TASK TO CARRY OUT: Write out the entries, please, from the line containing "What's the underlying" through their final line, exactly and with nothing else.

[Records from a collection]
════
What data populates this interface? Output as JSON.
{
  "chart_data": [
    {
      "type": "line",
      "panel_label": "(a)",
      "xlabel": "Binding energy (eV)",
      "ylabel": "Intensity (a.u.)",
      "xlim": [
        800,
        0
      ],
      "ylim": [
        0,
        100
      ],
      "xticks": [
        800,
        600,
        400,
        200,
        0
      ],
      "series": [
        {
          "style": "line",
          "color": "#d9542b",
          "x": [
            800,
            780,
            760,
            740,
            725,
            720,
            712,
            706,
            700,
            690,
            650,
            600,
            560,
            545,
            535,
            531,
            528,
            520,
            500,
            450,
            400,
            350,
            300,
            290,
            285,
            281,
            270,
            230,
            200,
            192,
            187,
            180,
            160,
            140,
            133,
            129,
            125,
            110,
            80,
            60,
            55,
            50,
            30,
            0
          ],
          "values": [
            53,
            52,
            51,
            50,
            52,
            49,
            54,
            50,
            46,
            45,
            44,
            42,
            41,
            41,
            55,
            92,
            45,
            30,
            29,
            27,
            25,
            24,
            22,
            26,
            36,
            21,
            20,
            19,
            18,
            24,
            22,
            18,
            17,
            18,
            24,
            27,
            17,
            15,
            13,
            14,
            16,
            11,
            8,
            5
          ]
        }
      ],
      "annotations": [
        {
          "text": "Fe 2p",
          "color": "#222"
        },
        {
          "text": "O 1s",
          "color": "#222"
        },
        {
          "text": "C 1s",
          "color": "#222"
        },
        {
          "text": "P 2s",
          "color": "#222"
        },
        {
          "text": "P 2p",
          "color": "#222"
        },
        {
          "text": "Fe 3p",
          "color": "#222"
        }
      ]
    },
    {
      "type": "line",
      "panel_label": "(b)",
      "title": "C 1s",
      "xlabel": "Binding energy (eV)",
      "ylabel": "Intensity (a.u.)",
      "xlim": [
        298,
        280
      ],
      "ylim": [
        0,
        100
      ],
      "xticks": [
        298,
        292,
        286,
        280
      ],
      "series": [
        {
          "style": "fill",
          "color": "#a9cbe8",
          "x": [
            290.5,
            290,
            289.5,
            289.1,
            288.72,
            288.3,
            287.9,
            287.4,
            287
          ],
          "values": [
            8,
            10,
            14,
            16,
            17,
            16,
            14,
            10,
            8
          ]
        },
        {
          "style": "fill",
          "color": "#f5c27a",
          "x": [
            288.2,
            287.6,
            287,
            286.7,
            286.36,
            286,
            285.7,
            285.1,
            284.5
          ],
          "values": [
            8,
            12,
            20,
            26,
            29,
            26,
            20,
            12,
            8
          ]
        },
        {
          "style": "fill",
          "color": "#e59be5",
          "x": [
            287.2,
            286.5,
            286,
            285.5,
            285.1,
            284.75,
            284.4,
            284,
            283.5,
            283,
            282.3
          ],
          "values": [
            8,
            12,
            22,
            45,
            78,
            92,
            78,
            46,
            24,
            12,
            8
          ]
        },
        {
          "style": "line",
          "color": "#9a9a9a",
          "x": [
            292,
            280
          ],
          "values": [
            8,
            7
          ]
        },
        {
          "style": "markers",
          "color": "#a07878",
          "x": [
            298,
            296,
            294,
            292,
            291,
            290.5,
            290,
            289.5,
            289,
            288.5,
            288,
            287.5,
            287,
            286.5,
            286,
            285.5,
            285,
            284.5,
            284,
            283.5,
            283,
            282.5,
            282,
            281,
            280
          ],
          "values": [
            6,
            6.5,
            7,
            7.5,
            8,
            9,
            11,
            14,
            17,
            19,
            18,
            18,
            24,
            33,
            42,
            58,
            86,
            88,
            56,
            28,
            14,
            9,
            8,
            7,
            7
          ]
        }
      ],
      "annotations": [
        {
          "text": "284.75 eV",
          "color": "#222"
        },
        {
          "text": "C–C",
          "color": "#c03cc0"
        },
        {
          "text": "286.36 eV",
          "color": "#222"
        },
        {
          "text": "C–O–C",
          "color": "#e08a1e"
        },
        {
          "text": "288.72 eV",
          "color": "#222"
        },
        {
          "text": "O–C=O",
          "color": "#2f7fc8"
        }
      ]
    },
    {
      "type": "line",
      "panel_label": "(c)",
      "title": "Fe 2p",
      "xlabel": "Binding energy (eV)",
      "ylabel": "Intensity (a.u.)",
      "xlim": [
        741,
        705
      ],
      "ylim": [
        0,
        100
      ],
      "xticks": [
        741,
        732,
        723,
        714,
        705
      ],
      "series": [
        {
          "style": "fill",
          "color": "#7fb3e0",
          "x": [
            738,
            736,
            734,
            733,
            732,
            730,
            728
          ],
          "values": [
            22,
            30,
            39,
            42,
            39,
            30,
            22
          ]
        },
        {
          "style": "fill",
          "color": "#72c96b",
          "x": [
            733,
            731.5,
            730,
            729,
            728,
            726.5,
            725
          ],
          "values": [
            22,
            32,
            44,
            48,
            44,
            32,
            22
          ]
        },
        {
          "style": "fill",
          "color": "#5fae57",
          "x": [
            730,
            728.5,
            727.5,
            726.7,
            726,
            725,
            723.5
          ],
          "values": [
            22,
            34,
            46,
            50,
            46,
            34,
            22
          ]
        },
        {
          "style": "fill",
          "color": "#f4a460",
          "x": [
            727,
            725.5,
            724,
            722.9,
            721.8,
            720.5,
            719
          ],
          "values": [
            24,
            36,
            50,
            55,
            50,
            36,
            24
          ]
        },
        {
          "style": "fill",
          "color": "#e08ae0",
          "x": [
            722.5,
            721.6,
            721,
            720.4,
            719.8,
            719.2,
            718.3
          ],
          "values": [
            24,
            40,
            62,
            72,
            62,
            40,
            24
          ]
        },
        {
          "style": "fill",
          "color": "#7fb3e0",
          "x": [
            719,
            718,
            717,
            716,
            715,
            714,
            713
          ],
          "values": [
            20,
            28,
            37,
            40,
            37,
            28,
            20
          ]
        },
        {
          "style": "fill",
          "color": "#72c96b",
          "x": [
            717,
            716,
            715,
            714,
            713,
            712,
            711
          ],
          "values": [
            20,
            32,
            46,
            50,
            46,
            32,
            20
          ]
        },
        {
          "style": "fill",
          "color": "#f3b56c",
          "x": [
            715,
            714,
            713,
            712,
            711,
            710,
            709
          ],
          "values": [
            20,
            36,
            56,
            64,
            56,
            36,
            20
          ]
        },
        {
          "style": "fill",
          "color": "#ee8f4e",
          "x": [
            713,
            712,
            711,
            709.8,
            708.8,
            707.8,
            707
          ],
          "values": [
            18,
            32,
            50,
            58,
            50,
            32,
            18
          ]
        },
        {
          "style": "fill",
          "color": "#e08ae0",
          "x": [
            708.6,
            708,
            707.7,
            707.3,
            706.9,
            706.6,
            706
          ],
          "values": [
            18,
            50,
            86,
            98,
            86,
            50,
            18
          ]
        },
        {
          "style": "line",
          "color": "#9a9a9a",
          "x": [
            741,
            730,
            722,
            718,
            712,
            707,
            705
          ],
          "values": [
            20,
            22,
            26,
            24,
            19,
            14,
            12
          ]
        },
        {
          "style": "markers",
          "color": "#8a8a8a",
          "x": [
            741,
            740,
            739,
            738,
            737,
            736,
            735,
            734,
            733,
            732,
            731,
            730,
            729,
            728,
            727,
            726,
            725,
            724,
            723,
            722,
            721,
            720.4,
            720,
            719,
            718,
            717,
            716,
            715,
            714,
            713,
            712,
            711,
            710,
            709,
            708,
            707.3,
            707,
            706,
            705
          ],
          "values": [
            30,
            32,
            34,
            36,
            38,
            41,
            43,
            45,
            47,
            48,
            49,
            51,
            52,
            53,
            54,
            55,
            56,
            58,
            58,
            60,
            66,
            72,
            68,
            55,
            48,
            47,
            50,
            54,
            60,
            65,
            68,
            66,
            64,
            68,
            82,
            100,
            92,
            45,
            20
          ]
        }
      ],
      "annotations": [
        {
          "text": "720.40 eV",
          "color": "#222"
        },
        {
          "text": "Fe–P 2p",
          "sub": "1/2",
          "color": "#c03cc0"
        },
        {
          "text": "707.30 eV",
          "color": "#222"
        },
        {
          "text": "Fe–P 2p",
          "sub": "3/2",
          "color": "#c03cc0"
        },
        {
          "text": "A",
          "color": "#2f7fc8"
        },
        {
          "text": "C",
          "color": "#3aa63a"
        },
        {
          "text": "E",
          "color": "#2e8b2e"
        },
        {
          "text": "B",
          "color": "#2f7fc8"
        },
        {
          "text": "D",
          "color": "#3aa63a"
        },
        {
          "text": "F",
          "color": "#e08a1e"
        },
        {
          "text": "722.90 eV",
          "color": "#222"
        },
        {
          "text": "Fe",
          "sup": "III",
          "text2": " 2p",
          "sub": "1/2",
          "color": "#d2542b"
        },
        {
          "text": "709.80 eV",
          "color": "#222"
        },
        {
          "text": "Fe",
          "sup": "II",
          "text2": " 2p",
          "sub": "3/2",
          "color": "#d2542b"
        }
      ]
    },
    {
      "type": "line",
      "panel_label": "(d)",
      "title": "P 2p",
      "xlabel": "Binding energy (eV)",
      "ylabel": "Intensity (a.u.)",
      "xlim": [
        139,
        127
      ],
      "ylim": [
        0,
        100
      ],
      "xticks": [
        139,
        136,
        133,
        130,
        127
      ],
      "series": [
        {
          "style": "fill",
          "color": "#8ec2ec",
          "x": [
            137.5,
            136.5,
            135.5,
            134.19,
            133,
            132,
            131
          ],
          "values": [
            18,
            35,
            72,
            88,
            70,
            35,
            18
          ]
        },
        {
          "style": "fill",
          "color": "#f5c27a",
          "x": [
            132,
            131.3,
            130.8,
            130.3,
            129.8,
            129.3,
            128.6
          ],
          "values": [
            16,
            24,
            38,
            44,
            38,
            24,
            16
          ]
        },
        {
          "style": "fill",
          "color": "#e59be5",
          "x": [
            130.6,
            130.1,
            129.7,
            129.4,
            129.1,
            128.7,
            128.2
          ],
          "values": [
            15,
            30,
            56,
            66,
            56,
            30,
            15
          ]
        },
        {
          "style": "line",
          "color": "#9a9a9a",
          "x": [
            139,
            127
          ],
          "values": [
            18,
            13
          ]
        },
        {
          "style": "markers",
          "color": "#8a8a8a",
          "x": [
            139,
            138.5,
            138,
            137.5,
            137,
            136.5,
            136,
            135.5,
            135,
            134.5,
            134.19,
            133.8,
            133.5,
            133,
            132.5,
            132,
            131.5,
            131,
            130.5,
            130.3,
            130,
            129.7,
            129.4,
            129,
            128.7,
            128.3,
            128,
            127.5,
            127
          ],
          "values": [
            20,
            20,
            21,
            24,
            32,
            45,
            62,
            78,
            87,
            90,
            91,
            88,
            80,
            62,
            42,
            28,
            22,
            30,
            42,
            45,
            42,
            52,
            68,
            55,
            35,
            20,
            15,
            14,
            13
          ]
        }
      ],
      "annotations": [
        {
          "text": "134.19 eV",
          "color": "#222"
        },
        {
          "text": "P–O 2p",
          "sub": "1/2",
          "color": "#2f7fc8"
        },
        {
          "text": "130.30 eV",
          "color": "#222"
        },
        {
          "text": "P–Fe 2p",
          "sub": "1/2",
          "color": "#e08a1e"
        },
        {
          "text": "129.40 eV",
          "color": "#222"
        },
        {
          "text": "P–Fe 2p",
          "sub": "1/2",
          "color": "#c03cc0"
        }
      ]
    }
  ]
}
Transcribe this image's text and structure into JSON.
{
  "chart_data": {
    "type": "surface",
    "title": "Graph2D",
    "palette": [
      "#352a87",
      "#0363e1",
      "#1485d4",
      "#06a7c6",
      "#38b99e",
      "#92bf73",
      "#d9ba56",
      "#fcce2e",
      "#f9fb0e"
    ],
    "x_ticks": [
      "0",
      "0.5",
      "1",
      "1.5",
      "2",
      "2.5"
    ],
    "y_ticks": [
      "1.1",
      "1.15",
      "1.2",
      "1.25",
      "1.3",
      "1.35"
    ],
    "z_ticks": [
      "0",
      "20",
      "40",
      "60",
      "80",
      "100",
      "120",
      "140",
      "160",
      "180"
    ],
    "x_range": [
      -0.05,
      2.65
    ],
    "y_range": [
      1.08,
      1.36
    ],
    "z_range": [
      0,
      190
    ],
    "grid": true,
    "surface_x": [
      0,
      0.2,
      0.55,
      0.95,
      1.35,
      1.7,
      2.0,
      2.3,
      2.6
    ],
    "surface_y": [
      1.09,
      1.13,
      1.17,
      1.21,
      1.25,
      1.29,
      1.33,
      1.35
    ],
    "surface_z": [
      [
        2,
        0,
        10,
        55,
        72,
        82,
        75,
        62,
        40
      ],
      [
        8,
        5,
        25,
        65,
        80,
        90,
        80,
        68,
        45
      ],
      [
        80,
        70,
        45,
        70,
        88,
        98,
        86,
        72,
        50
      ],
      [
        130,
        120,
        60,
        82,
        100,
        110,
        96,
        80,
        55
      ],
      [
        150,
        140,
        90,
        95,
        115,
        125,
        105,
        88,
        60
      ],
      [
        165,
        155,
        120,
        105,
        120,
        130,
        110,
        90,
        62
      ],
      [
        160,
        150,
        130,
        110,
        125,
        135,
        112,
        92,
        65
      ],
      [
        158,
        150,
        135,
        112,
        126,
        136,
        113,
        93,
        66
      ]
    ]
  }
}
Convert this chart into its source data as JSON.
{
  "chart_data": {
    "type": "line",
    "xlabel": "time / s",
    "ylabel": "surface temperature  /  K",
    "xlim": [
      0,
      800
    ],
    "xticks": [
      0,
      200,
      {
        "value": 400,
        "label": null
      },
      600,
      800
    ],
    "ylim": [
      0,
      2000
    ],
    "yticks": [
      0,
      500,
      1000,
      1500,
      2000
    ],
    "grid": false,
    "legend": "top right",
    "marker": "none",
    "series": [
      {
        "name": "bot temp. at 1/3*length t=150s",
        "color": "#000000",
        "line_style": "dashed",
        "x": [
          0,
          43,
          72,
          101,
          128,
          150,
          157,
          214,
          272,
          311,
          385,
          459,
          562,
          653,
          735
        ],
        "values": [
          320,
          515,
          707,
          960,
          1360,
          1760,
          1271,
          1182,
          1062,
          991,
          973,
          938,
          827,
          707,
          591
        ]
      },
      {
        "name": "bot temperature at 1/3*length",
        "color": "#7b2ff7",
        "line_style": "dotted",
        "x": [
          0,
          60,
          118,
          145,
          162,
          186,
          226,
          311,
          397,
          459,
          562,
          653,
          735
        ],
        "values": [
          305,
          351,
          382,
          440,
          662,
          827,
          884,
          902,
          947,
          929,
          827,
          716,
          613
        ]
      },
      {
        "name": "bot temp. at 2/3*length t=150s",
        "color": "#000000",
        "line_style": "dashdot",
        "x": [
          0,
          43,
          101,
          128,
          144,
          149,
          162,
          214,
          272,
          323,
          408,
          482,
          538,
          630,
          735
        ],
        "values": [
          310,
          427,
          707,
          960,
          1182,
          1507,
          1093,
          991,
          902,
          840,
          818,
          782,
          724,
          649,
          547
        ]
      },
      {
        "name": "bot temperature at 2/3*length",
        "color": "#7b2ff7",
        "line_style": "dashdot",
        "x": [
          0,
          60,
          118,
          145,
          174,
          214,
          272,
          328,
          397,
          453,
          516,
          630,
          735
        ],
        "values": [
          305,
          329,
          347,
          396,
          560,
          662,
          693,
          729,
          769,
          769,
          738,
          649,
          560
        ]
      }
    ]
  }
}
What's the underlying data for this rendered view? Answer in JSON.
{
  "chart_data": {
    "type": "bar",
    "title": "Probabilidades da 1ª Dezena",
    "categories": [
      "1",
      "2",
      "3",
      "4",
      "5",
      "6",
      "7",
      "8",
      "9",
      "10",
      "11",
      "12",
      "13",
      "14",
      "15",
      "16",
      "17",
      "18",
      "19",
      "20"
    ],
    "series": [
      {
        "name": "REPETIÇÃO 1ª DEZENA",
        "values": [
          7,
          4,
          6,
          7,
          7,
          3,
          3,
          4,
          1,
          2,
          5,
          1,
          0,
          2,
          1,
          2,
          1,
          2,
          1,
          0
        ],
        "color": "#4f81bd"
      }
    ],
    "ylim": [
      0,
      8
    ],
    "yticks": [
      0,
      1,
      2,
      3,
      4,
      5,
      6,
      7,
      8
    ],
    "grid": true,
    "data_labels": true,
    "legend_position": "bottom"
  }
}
════
THE RESULT:
What's the underlying data for this rendered view? Answer in JSON.
{
  "chart_data": {
    "type": "bar",
    "title": "Probabilidades da 1ª Dezena",
    "categories": [
      "1",
      "2",
      "3",
      "4",
      "5",
      "6",
      "7",
      "8",
      "9",
      "10",
      "11",
      "12",
      "13",
      "14",
      "15",
      "16",
      "17",
      "18",
      "19",
      "20"
    ],
    "series": [
      {
        "name": "REPETIÇÃO 1ª DEZENA",
        "values": [
          7,
          4,
          6,
          7,
          7,
          3,
          3,
          4,
          1,
          2,
          5,
          1,
          0,
          2,
          1,
          2,
          1,
          2,
          1,
          0
        ],
        "color": "#4f81bd"
      }
    ],
    "ylim": [
      0,
      8
    ],
    "yticks": [
      0,
      1,
      2,
      3,
      4,
      5,
      6,
      7,
      8
    ],
    "grid": true,
    "data_labels": true,
    "legend_position": "bottom"
  }
}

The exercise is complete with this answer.